- [Short problem]
Images appear in the records below; leave them out and repeat everything else exactly.

- [Input material]
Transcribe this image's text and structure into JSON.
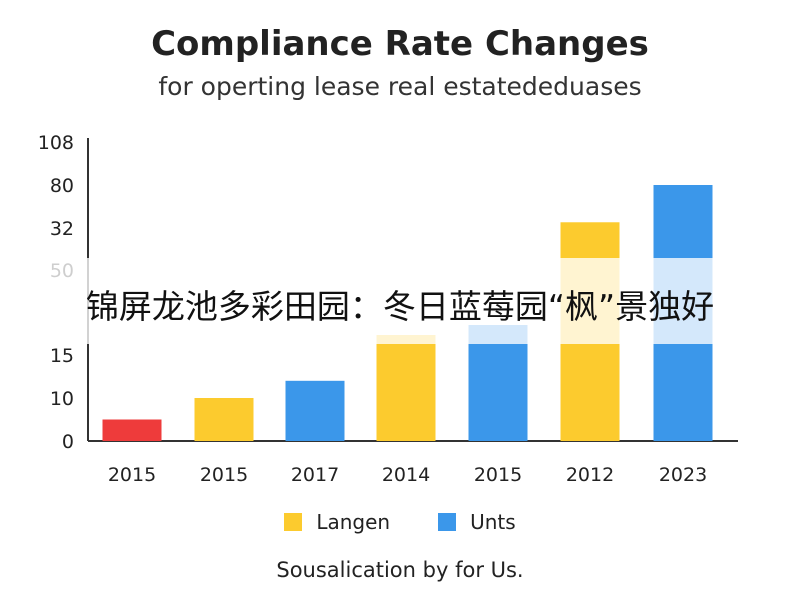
{
  "chart_data": {
    "type": "bar",
    "title": "Compliance Rate Changes",
    "subtitle": "for operting lease real estatededuases",
    "categories": [
      "2015",
      "2015",
      "2017",
      "2014",
      "2015",
      "2012",
      "2023"
    ],
    "values": [
      5,
      10,
      12,
      19,
      21,
      54,
      80
    ],
    "bar_series": [
      "red",
      "Langen",
      "Unts",
      "Langen",
      "Unts",
      "Langen",
      "Unts"
    ],
    "ytick_labels": [
      "0",
      "10",
      "15",
      "",
      "50",
      "32",
      "80",
      "108"
    ],
    "legend": [
      {
        "name": "Langen",
        "color": "#FCCB2E"
      },
      {
        "name": "Unts",
        "color": "#3B97EA"
      }
    ],
    "colors": {
      "red": "#EE3B3B",
      "Langen": "#FCCB2E",
      "Unts": "#3B97EA"
    },
    "legend_position": "bottom",
    "grid": false
  },
  "source": "Sousalication by for Us.",
  "overlay_text": "锦屏龙池多彩田园：冬日蓝莓园“枫”景独好"
}
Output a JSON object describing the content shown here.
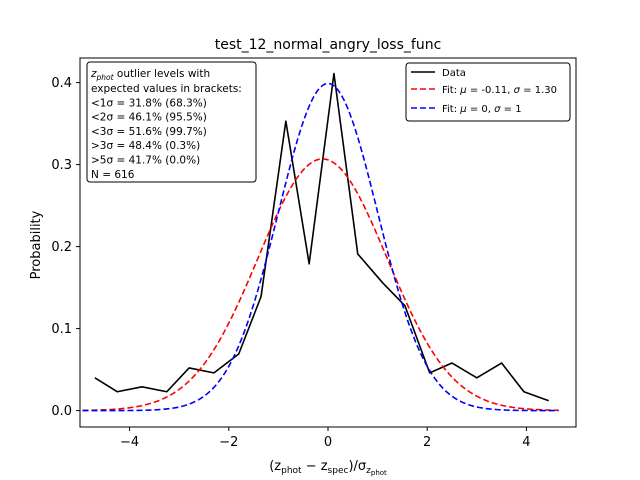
{
  "chart_data": {
    "type": "line",
    "title": "test_12_normal_angry_loss_func",
    "xlabel_parts": [
      "(z",
      "phot",
      " − z",
      "spec",
      ")/σ",
      "z",
      "phot"
    ],
    "ylabel": "Probability",
    "xlim": [
      -5.0,
      5.0
    ],
    "ylim": [
      -0.02,
      0.43
    ],
    "xticks": [
      -4,
      -2,
      0,
      2,
      4
    ],
    "xtick_labels": [
      "−4",
      "−2",
      "0",
      "2",
      "4"
    ],
    "yticks": [
      0.0,
      0.1,
      0.2,
      0.3,
      0.4
    ],
    "ytick_labels": [
      "0.0",
      "0.1",
      "0.2",
      "0.3",
      "0.4"
    ],
    "grid": false,
    "legend_position": "top-right",
    "series": [
      {
        "name": "Data",
        "color": "#000000",
        "style": "solid",
        "x": [
          -4.7,
          -4.25,
          -3.75,
          -3.25,
          -2.8,
          -2.3,
          -1.8,
          -1.35,
          -0.85,
          -0.38,
          0.12,
          0.6,
          1.1,
          1.55,
          2.05,
          2.5,
          3.0,
          3.5,
          3.95,
          4.45
        ],
        "y": [
          0.04,
          0.023,
          0.029,
          0.023,
          0.052,
          0.046,
          0.069,
          0.139,
          0.353,
          0.179,
          0.411,
          0.191,
          0.156,
          0.128,
          0.046,
          0.058,
          0.04,
          0.058,
          0.023,
          0.012
        ]
      },
      {
        "name_parts": [
          "Fit: ",
          "μ",
          " = -0.11, ",
          "σ",
          " = 1.30"
        ],
        "color": "#ff0000",
        "style": "dashed",
        "mu": -0.11,
        "sigma": 1.3,
        "x_range": [
          -4.95,
          4.65
        ]
      },
      {
        "name_parts": [
          "Fit: ",
          "μ",
          " = 0, ",
          "σ",
          " = 1"
        ],
        "color": "#0000ff",
        "style": "dashed",
        "mu": 0,
        "sigma": 1,
        "x_range": [
          -4.95,
          4.65
        ]
      }
    ],
    "annotation": {
      "header_sym": "z",
      "header_sub": "phot",
      "header_rest": " outlier levels with",
      "lines": [
        " expected values in brackets:",
        "<1σ = 31.8% (68.3%)",
        "<2σ = 46.1% (95.5%)",
        "<3σ = 51.6% (99.7%)",
        ">3σ = 48.4% (0.3%)",
        ">5σ = 41.7% (0.0%)",
        "N = 616"
      ]
    }
  }
}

- [Exercise output]
Transcribe this image's text and structure into JSON.
{
  "chart_data": {
    "type": "bar",
    "title": "Compliance Rate Changes",
    "subtitle": "for operting lease real estatededuases",
    "categories": [
      "2015",
      "2015",
      "2017",
      "2014",
      "2015",
      "2012",
      "2023"
    ],
    "values": [
      5,
      10,
      12,
      19,
      21,
      54,
      80
    ],
    "bar_series": [
      "red",
      "Langen",
      "Unts",
      "Langen",
      "Unts",
      "Langen",
      "Unts"
    ],
    "ytick_labels": [
      "0",
      "10",
      "15",
      "",
      "50",
      "32",
      "80",
      "108"
    ],
    "legend": [
      {
        "name": "Langen",
        "color": "#FCCB2E"
      },
      {
        "name": "Unts",
        "color": "#3B97EA"
      }
    ],
    "colors": {
      "red": "#EE3B3B",
      "Langen": "#FCCB2E",
      "Unts": "#3B97EA"
    },
    "legend_position": "bottom",
    "grid": false
  },
  "source": "Sousalication by for Us.",
  "overlay_text": "锦屏龙池多彩田园：冬日蓝莓园“枫”景独好"
}
Output a JSON object describing the content shown here.
{
  "chart_data": {
    "type": "line",
    "title": "test_12_normal_angry_loss_func",
    "xlabel_parts": [
      "(z",
      "phot",
      " − z",
      "spec",
      ")/σ",
      "z",
      "phot"
    ],
    "ylabel": "Probability",
    "xlim": [
      -5.0,
      5.0
    ],
    "ylim": [
      -0.02,
      0.43
    ],
    "xticks": [
      -4,
      -2,
      0,
      2,
      4
    ],
    "xtick_labels": [
      "−4",
      "−2",
      "0",
      "2",
      "4"
    ],
    "yticks": [
      0.0,
      0.1,
      0.2,
      0.3,
      0.4
    ],
    "ytick_labels": [
      "0.0",
      "0.1",
      "0.2",
      "0.3",
      "0.4"
    ],
    "grid": false,
    "legend_position": "top-right",
    "series": [
      {
        "name": "Data",
        "color": "#000000",
        "style": "solid",
        "x": [
          -4.7,
          -4.25,
          -3.75,
          -3.25,
          -2.8,
          -2.3,
          -1.8,
          -1.35,
          -0.85,
          -0.38,
          0.12,
          0.6,
          1.1,
          1.55,
          2.05,
          2.5,
          3.0,
          3.5,
          3.95,
          4.45
        ],
        "y": [
          0.04,
          0.023,
          0.029,
          0.023,
          0.052,
          0.046,
          0.069,
          0.139,
          0.353,
          0.179,
          0.411,
          0.191,
          0.156,
          0.128,
          0.046,
          0.058,
          0.04,
          0.058,
          0.023,
          0.012
        ]
      },
      {
        "name_parts": [
          "Fit: ",
          "μ",
          " = -0.11, ",
          "σ",
          " = 1.30"
        ],
        "color": "#ff0000",
        "style": "dashed",
        "mu": -0.11,
        "sigma": 1.3,
        "x_range": [
          -4.95,
          4.65
        ]
      },
      {
        "name_parts": [
          "Fit: ",
          "μ",
          " = 0, ",
          "σ",
          " = 1"
        ],
        "color": "#0000ff",
        "style": "dashed",
        "mu": 0,
        "sigma": 1,
        "x_range": [
          -4.95,
          4.65
        ]
      }
    ],
    "annotation": {
      "header_sym": "z",
      "header_sub": "phot",
      "header_rest": " outlier levels with",
      "lines": [
        " expected values in brackets:",
        "<1σ = 31.8% (68.3%)",
        "<2σ = 46.1% (95.5%)",
        "<3σ = 51.6% (99.7%)",
        ">3σ = 48.4% (0.3%)",
        ">5σ = 41.7% (0.0%)",
        "N = 616"
      ]
    }
  }
}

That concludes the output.